**Prompt:** Copy out every line containing the word "BITs".

┄┄┄┄┄┄┄┄┄┄┄┄┄┄┄┄┄┄┄┄

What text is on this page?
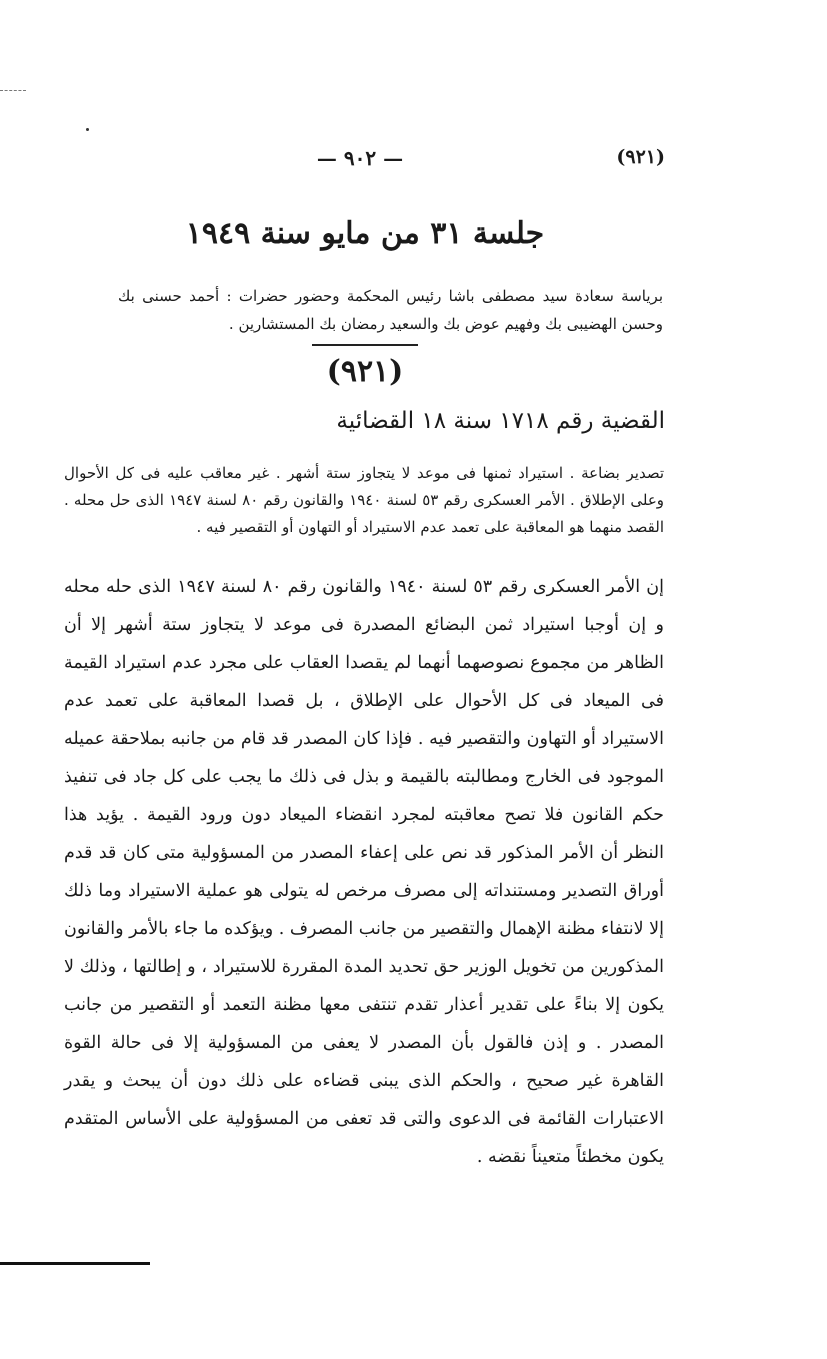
— ٩٠٢ —	(٩٢١)
جلسة ٣١ من مايو سنة ١٩٤٩
برياسة سعادة سيد مصطفى باشا رئيس المحكمة وحضور حضرات : أحمد حسنى بك وحسن الهضيبى بك وفهيم عوض بك والسعيد رمضان بك المستشارين .
(٩٢١)
القضية رقم ١٧١٨ سنة ١٨ القضائية
تصدير بضاعة . استيراد ثمنها فى موعد لا يتجاوز ستة أشهر . غير معاقب عليه فى كل الأحوال وعلى الإطلاق . الأمر العسكرى رقم ٥٣ لسنة ١٩٤٠ والقانون رقم ٨٠ لسنة ١٩٤٧ الذى حل محله . القصد منهما هو المعاقبة على تعمد عدم الاستيراد أو التهاون أو التقصير فيه .
إن الأمر العسكرى رقم ٥٣ لسنة ١٩٤٠ والقانون رقم ٨٠ لسنة ١٩٤٧ الذى حله محله و إن أوجبا استيراد ثمن البضائع المصدرة فى موعد لا يتجاوز ستة أشهر إلا أن الظاهر من مجموع نصوصهما أنهما لم يقصدا العقاب على مجرد عدم استيراد القيمة فى الميعاد فى كل الأحوال على الإطلاق ، بل قصدا المعاقبة على تعمد عدم الاستيراد أو التهاون والتقصير فيه . فإذا كان المصدر قد قام من جانبه بملاحقة عميله الموجود فى الخارج ومطالبته بالقيمة و بذل فى ذلك ما يجب على كل جاد فى تنفيذ حكم القانون فلا تصح معاقبته لمجرد انقضاء الميعاد دون ورود القيمة . يؤيد هذا النظر أن الأمر المذكور قد نص على إعفاء المصدر من المسؤولية متى كان قد قدم أوراق التصدير ومستنداته إلى مصرف مرخص له يتولى هو عملية الاستيراد وما ذلك إلا لانتفاء مظنة الإهمال والتقصير من جانب المصرف . ويؤكده ما جاء بالأمر والقانون المذكورين من تخويل الوزير حق تحديد المدة المقررة للاستيراد ، و إطالتها ، وذلك لا يكون إلا بناءً على تقدير أعذار تقدم تنتفى معها مظنة التعمد أو التقصير من جانب المصدر . و إذن فالقول بأن المصدر لا يعفى من المسؤولية إلا فى حالة القوة القاهرة غير صحيح ، والحكم الذى يبنى قضاءه على ذلك دون أن يبحث و يقدر الاعتبارات القائمة فى الدعوى والتى قد تعفى من المسؤولية على الأساس المتقدم يكون مخطئاً متعيناً نقضه .
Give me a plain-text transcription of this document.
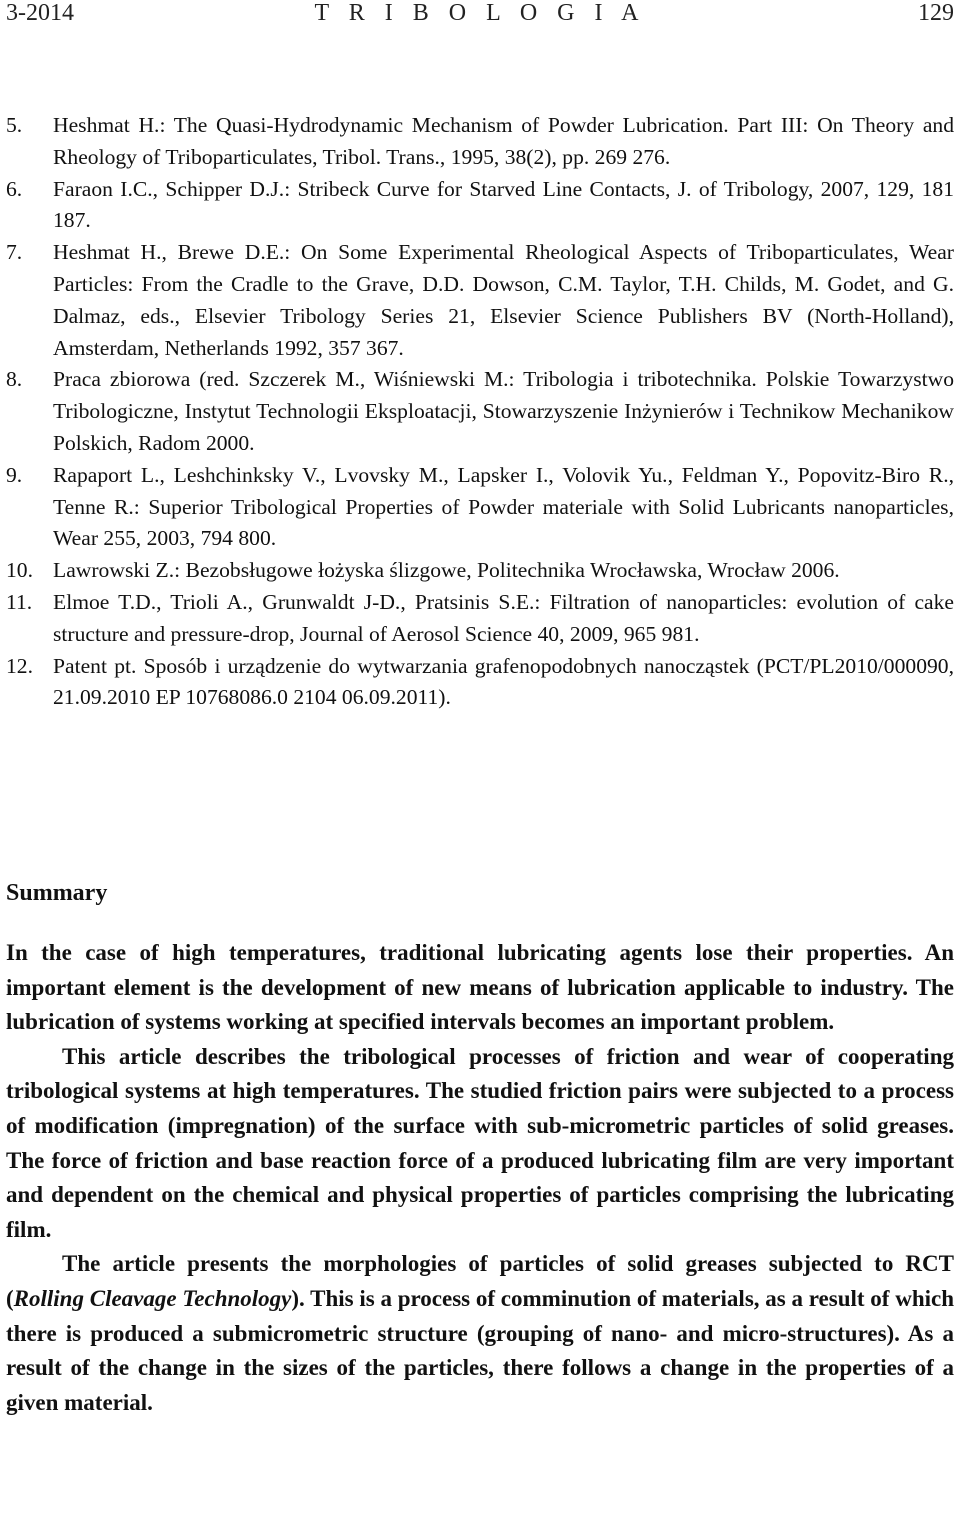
3-2014	T R I B O L O G I A	129
5. Heshmat H.: The Quasi-Hydrodynamic Mechanism of Powder Lubrication. Part III: On Theory and Rheology of Triboparticulates, Tribol. Trans., 1995, 38(2), pp. 269 276.
6. Faraon I.C., Schipper D.J.: Stribeck Curve for Starved Line Contacts, J. of Tribology, 2007, 129, 181 187.
7. Heshmat H., Brewe D.E.: On Some Experimental Rheological Aspects of Triboparticulates, Wear Particles: From the Cradle to the Grave, D.D. Dowson, C.M. Taylor, T.H. Childs, M. Godet, and G. Dalmaz, eds., Elsevier Tribology Series 21, Elsevier Science Publishers BV (North-Holland), Amsterdam, Netherlands 1992, 357 367.
8. Praca zbiorowa (red. Szczerek M., Wiśniewski M.: Tribologia i tribotechnika. Polskie Towarzystwo Tribologiczne, Instytut Technologii Eksploatacji, Stowarzyszenie Inżynierów i Technikow Mechanikow Polskich, Radom 2000.
9. Rapaport L., Leshchinksky V., Lvovsky M., Lapsker I., Volovik Yu., Feldman Y., Popovitz-Biro R., Tenne R.: Superior Tribological Properties of Powder materiale with Solid Lubricants nanoparticles, Wear 255, 2003, 794 800.
10. Lawrowski Z.: Bezobsługowe łożyska ślizgowe, Politechnika Wrocławska, Wrocław 2006.
11. Elmoe T.D., Trioli A., Grunwaldt J-D., Pratsinis S.E.: Filtration of nanoparticles: evolution of cake structure and pressure-drop, Journal of Aerosol Science 40, 2009, 965 981.
12. Patent pt. Sposób i urządzenie do wytwarzania grafenopodobnych nanocząstek (PCT/PL2010/000090, 21.09.2010 EP 10768086.0 2104 06.09.2011).
Summary

In the case of high temperatures, traditional lubricating agents lose their properties. An important element is the development of new means of lubrication applicable to industry. The lubrication of systems working at specified intervals becomes an important problem.

This article describes the tribological processes of friction and wear of cooperating tribological systems at high temperatures. The studied friction pairs were subjected to a process of modification (impregnation) of the surface with sub-micrometric particles of solid greases. The force of friction and base reaction force of a produced lubricating film are very important and dependent on the chemical and physical properties of particles comprising the lubricating film.

The article presents the morphologies of particles of solid greases subjected to RCT (Rolling Cleavage Technology). This is a process of comminution of materials, as a result of which there is produced a submicrometric structure (grouping of nano- and micro-structures). As a result of the change in the sizes of the particles, there follows a change in the properties of a given material.
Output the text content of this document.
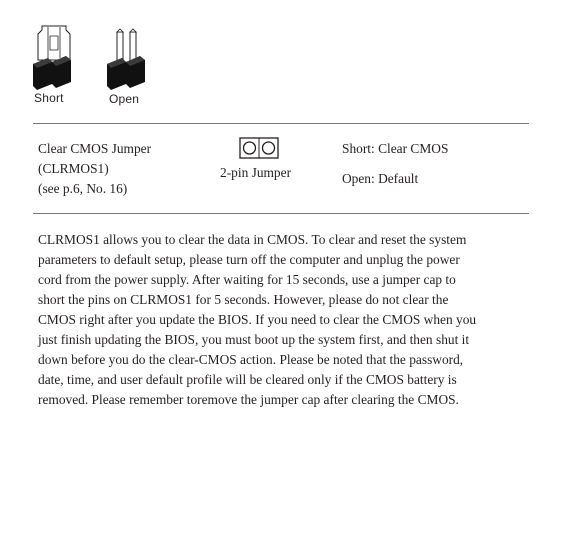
Short	Open
Clear CMOS Jumper
(CLRMOS1)
(see p.6, No. 16)
2-pin Jumper
Short: Clear CMOS
Open: Default
CLRMOS1 allows you to clear the data in CMOS. To clear and reset the system
parameters to default setup, please turn off the computer and unplug the power
cord from the power supply. After waiting for 15 seconds, use a jumper cap to
short the pins on CLRMOS1 for 5 seconds. However, please do not clear the
CMOS right after you update the BIOS. If you need to clear the CMOS when you
just finish updating the BIOS, you must boot up the system first, and then shut it
down before you do the clear-CMOS action. Please be noted that the password,
date, time, and user default profile will be cleared only if the CMOS battery is
removed. Please remember toremove the jumper cap after clearing the CMOS.
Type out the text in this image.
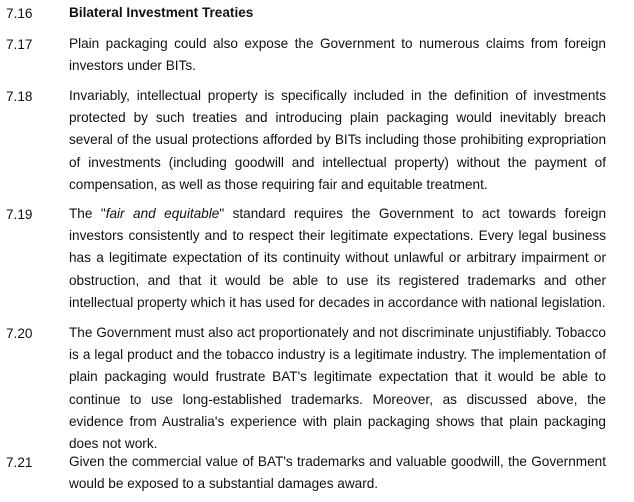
7.16	Bilateral Investment Treaties
7.17	Plain packaging could also expose the Government to numerous claims from foreign investors under BITs.
7.18	Invariably, intellectual property is specifically included in the definition of investments protected by such treaties and introducing plain packaging would inevitably breach several of the usual protections afforded by BITs including those prohibiting expropriation of investments (including goodwill and intellectual property) without the payment of compensation, as well as those requiring fair and equitable treatment.
7.19	The "fair and equitable" standard requires the Government to act towards foreign investors consistently and to respect their legitimate expectations. Every legal business has a legitimate expectation of its continuity without unlawful or arbitrary impairment or obstruction, and that it would be able to use its registered trademarks and other intellectual property which it has used for decades in accordance with national legislation.
7.20	The Government must also act proportionately and not discriminate unjustifiably. Tobacco is a legal product and the tobacco industry is a legitimate industry. The implementation of plain packaging would frustrate BAT's legitimate expectation that it would be able to continue to use long-established trademarks. Moreover, as discussed above, the evidence from Australia's experience with plain packaging shows that plain packaging does not work.
7.21	Given the commercial value of BAT's trademarks and valuable goodwill, the Government would be exposed to a substantial damages award.
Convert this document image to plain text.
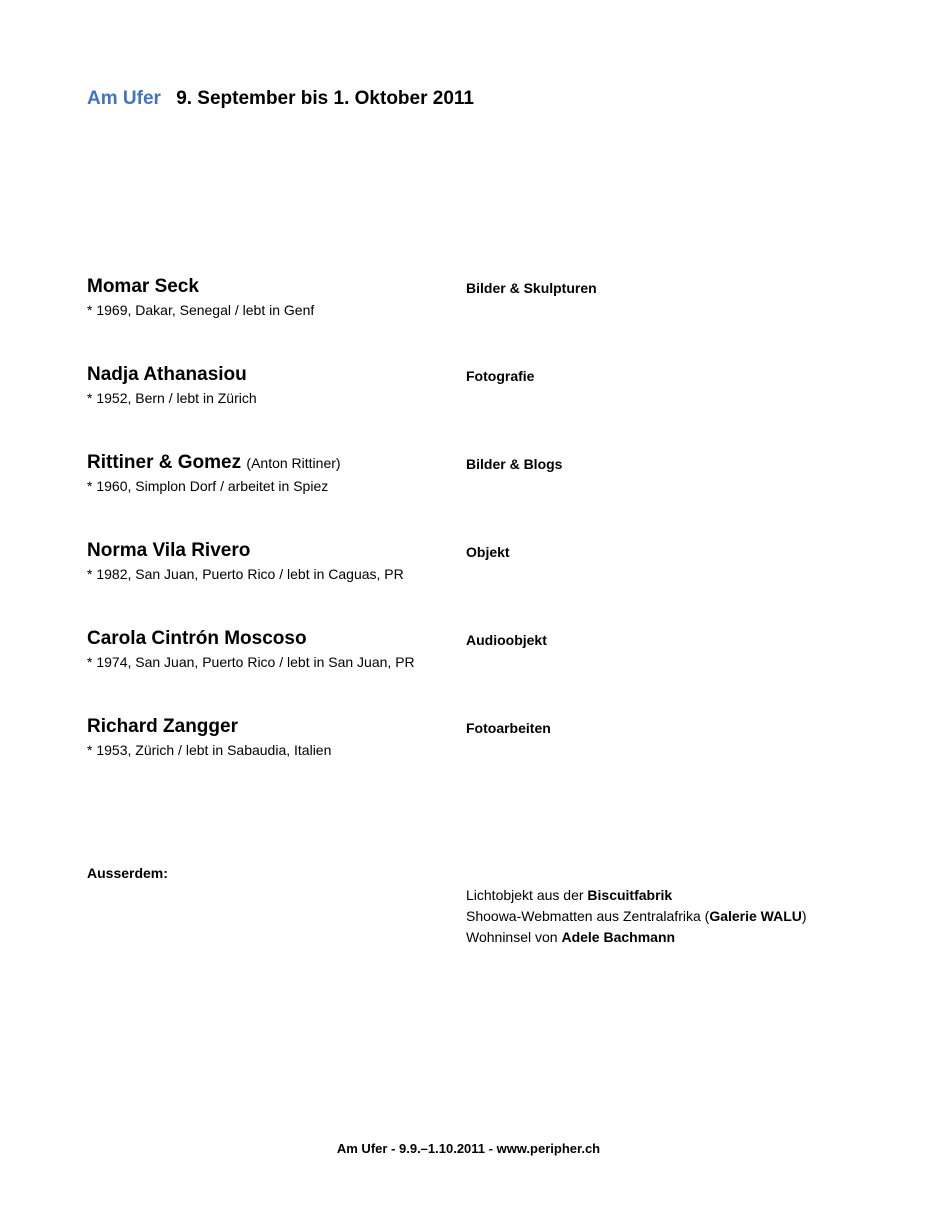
Am Ufer 9. September bis 1. Oktober 2011
Momar Seck
* 1969, Dakar, Senegal / lebt in Genf
Bilder & Skulpturen
Nadja Athanasiou
* 1952, Bern / lebt in Zürich
Fotografie
Rittiner & Gomez (Anton Rittiner)
* 1960, Simplon Dorf / arbeitet in Spiez
Bilder & Blogs
Norma Vila Rivero
* 1982, San Juan, Puerto Rico / lebt in Caguas, PR
Objekt
Carola Cintrón Moscoso
* 1974, San Juan, Puerto Rico / lebt in San Juan, PR
Audioobjekt
Richard Zangger
* 1953, Zürich / lebt in Sabaudia, Italien
Fotoarbeiten
Ausserdem:
Lichtobjekt aus der Biscuitfabrik
Shoowa-Webmatten aus Zentralafrika (Galerie WALU)
Wohninsel von Adele Bachmann
Am Ufer - 9.9.–1.10.2011 - www.peripher.ch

┄┄┄┄┄┄┄┄┄┄┄┄┄┄┄┄┄┄┄┄

**Written solution:**
7.17	Plain packaging could also expose the Government to numerous claims from foreign investors under BITs.
7.18	Invariably, intellectual property is specifically included in the definition of investments protected by such treaties and introducing plain packaging would inevitably breach several of the usual protections afforded by BITs including those prohibiting expropriation of investments (including goodwill and intellectual property) without the payment of compensation, as well as those requiring fair and equitable treatment.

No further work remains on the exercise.